#### What the task asks:
Reproduce each line of the listing exactly.

Entries with figure data
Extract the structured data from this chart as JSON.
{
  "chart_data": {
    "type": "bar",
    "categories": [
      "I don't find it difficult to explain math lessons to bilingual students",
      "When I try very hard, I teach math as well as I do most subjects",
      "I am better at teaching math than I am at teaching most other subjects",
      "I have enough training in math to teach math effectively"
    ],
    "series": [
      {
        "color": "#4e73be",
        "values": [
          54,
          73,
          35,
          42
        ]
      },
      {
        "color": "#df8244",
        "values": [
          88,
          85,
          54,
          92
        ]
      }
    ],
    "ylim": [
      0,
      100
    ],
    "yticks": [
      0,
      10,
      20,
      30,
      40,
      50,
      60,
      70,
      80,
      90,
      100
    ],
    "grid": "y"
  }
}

#### Expected answer:
Extract the structured data from this chart as JSON.
{
  "chart_data": {
    "type": "bar",
    "categories": [
      "I don't find it difficult to explain math lessons to bilingual students",
      "When I try very hard, I teach math as well as I do most subjects",
      "I am better at teaching math than I am at teaching most other subjects",
      "I have enough training in math to teach math effectively"
    ],
    "series": [
      {
        "color": "#4e73be",
        "values": [
          54,
          73,
          35,
          42
        ]
      },
      {
        "color": "#df8244",
        "values": [
          88,
          85,
          54,
          92
        ]
      }
    ],
    "ylim": [
      0,
      100
    ],
    "yticks": [
      0,
      10,
      20,
      30,
      40,
      50,
      60,
      70,
      80,
      90,
      100
    ],
    "grid": "y"
  }
}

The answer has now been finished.